──────── Records for processing

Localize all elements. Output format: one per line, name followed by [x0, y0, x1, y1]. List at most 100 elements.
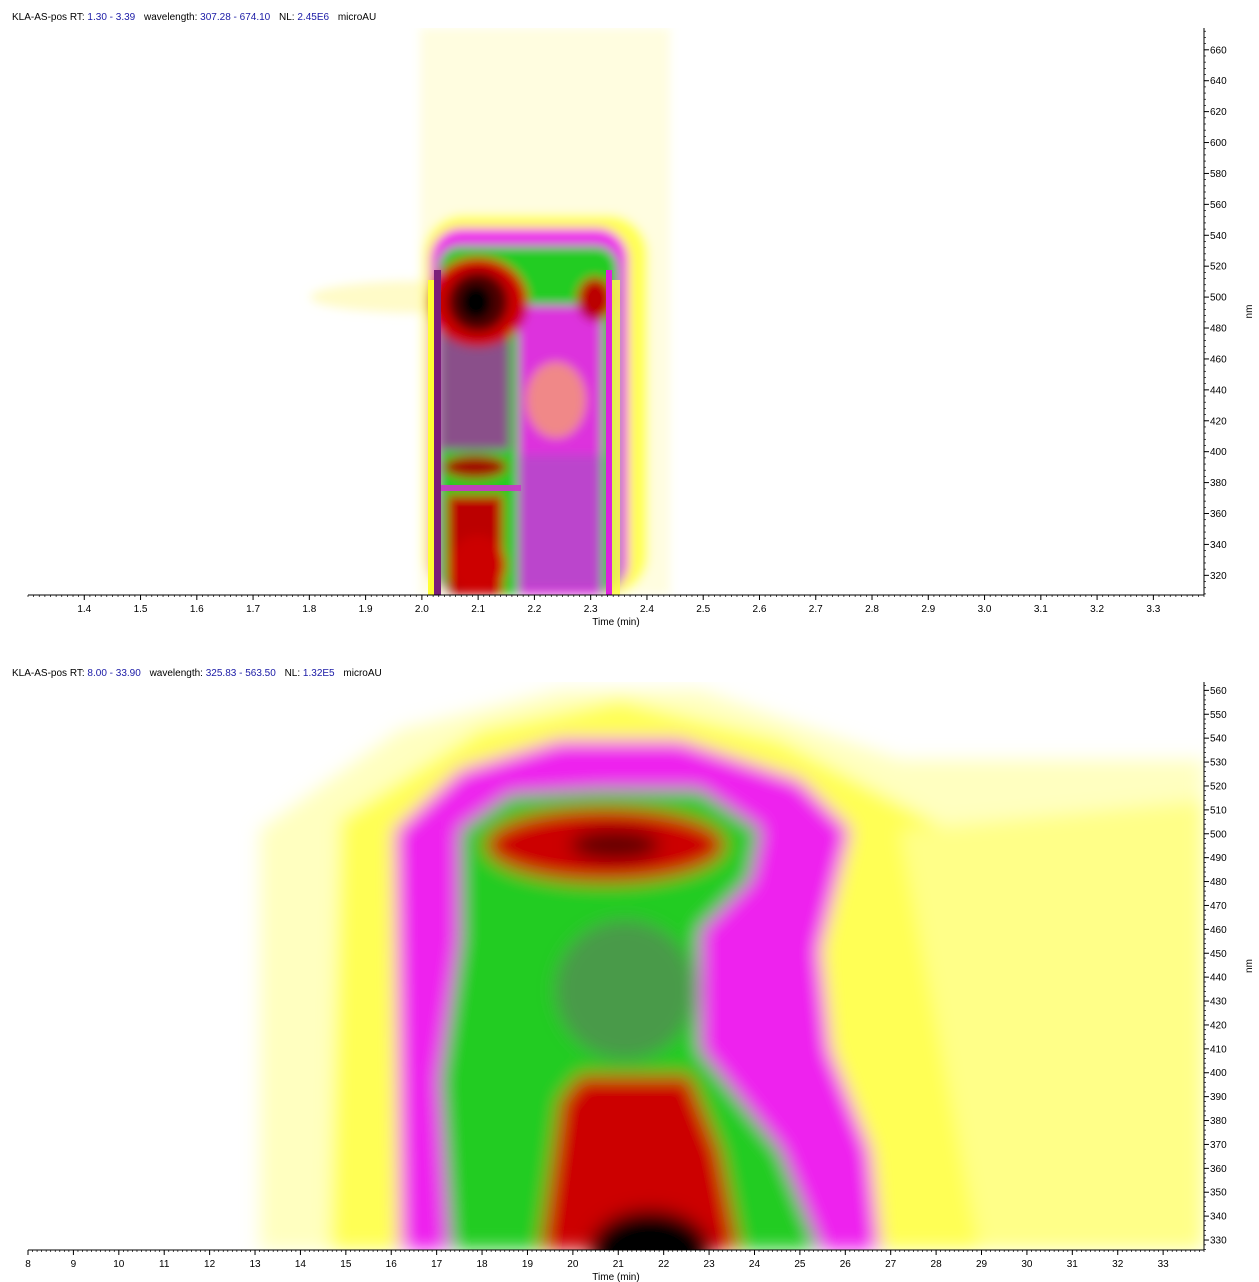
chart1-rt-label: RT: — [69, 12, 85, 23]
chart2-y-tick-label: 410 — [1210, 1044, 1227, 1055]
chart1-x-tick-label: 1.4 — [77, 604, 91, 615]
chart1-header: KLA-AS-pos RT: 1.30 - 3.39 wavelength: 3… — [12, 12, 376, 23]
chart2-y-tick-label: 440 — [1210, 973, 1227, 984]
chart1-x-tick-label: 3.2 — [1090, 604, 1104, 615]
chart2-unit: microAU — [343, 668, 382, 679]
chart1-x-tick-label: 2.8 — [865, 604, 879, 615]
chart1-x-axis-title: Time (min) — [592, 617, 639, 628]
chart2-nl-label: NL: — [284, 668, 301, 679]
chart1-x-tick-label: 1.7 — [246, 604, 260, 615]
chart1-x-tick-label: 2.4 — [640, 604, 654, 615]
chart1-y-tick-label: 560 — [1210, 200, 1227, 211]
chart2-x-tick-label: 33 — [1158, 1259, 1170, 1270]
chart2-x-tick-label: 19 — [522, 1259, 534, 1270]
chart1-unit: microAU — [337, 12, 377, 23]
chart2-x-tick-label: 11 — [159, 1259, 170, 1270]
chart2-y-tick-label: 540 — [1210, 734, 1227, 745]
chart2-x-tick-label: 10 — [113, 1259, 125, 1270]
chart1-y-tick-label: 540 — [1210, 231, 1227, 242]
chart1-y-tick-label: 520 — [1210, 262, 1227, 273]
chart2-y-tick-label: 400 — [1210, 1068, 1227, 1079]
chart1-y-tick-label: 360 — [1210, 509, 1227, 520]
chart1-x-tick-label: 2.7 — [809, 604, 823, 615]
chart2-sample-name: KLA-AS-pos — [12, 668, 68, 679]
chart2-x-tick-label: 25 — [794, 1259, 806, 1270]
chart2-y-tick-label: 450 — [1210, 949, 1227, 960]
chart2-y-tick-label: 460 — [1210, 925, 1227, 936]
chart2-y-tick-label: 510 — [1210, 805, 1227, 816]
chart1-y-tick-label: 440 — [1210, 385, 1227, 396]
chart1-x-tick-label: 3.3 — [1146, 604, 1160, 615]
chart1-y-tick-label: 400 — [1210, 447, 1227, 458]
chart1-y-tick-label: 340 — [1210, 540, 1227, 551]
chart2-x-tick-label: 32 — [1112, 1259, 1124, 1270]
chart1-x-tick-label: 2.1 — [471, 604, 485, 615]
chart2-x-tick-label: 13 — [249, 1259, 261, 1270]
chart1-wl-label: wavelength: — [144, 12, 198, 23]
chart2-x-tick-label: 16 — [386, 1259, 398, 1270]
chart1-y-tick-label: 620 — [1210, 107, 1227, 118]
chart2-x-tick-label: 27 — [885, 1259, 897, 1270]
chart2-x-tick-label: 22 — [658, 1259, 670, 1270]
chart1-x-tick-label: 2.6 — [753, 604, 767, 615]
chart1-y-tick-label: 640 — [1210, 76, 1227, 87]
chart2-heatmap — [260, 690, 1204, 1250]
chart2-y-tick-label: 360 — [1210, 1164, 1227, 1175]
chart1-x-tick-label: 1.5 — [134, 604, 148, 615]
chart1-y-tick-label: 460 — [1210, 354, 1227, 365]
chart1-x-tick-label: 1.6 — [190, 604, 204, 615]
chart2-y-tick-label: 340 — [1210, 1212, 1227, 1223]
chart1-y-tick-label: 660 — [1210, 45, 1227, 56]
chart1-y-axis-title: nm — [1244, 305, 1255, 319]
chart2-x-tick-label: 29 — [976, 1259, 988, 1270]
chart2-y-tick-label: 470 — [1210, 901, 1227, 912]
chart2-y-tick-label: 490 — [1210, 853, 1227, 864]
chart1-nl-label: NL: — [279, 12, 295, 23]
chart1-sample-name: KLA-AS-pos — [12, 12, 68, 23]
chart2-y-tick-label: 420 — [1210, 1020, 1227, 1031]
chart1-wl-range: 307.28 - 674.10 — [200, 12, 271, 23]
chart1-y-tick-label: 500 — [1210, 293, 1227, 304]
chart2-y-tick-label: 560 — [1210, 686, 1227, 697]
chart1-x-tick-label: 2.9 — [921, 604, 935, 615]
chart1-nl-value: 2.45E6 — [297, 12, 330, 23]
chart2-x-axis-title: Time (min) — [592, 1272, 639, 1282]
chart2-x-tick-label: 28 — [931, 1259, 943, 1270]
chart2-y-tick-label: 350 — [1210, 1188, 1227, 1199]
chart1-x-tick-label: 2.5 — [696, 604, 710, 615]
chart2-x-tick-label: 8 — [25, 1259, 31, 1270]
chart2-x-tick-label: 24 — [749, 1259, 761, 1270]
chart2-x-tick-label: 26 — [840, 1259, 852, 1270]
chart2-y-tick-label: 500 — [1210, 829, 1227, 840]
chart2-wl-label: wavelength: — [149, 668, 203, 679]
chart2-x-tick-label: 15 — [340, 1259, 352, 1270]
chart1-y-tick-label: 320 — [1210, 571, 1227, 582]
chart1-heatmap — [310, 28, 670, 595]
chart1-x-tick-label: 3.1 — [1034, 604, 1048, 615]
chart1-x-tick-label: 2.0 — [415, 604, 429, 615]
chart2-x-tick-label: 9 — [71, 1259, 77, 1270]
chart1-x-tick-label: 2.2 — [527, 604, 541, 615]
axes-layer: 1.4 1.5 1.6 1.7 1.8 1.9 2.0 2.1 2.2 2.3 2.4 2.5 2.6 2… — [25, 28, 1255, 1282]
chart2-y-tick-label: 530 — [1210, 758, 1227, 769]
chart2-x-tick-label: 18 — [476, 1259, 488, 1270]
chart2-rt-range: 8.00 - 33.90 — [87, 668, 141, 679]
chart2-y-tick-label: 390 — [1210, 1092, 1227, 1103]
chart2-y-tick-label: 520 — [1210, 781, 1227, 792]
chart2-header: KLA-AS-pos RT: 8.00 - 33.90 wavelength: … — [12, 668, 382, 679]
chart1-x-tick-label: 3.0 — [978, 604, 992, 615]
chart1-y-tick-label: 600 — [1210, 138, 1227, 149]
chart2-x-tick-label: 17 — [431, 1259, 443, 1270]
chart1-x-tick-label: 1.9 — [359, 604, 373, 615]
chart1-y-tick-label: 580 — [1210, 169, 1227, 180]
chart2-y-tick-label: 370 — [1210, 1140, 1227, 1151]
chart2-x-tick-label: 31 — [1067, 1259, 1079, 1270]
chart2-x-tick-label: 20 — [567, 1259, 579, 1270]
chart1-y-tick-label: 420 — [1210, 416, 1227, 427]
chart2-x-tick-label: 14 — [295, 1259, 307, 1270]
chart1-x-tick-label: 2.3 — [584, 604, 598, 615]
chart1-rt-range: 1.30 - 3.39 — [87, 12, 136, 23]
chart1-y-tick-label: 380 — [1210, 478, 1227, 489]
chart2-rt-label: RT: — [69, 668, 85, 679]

────────────────

What is asked: Output as a JSON list of strings the rows from the line with "chart1-rt-label: RT: — [69, 12, 85, 23]" up to and including the line with "chart1-y-tick-label: 540 —", one string per line.

Exercise answer:
[
  "chart1-rt-label: RT: — [69, 12, 85, 23]",
  "chart2-y-tick-label: 410 — [1210, 1044, 1227, 1055]",
  "chart1-x-tick-label: 1.4 — [77, 604, 91, 615]",
  "chart1-header: KLA-AS-pos RT: 1.30 - 3.39 wavelength: 3… — [12, 12, 376, 23]",
  "chart2-y-tick-label: 440 — [1210, 973, 1227, 984]",
  "chart1-x-tick-label: 3.2 — [1090, 604, 1104, 615]",
  "chart2-unit: microAU — [343, 668, 382, 679]",
  "chart1-x-tick-label: 2.8 — [865, 604, 879, 615]",
  "chart1-x-axis-title: Time (min) — [592, 617, 639, 628]",
  "chart2-nl-label: NL: — [284, 668, 301, 679]",
  "chart1-x-tick-label: 1.7 — [246, 604, 260, 615]",
  "chart1-x-tick-label: 2.4 — [640, 604, 654, 615]",
  "chart1-y-tick-label: 560 — [1210, 200, 1227, 211]",
  "chart2-x-tick-label: 33 — [1158, 1259, 1170, 1270]",
  "chart2-x-tick-label: 19 — [522, 1259, 534, 1270]",
  "chart1-unit: microAU — [337, 12, 377, 23]",
  "chart2-x-tick-label: 11 — [159, 1259, 170, 1270]",
  "chart2-y-tick-label: 540 — [1210, 734, 1227, 745]",
  "chart2-x-tick-label: 10 — [113, 1259, 125, 1270]",
  "chart1-y-tick-label: 540 — [1210, 231, 1227, 242]"
]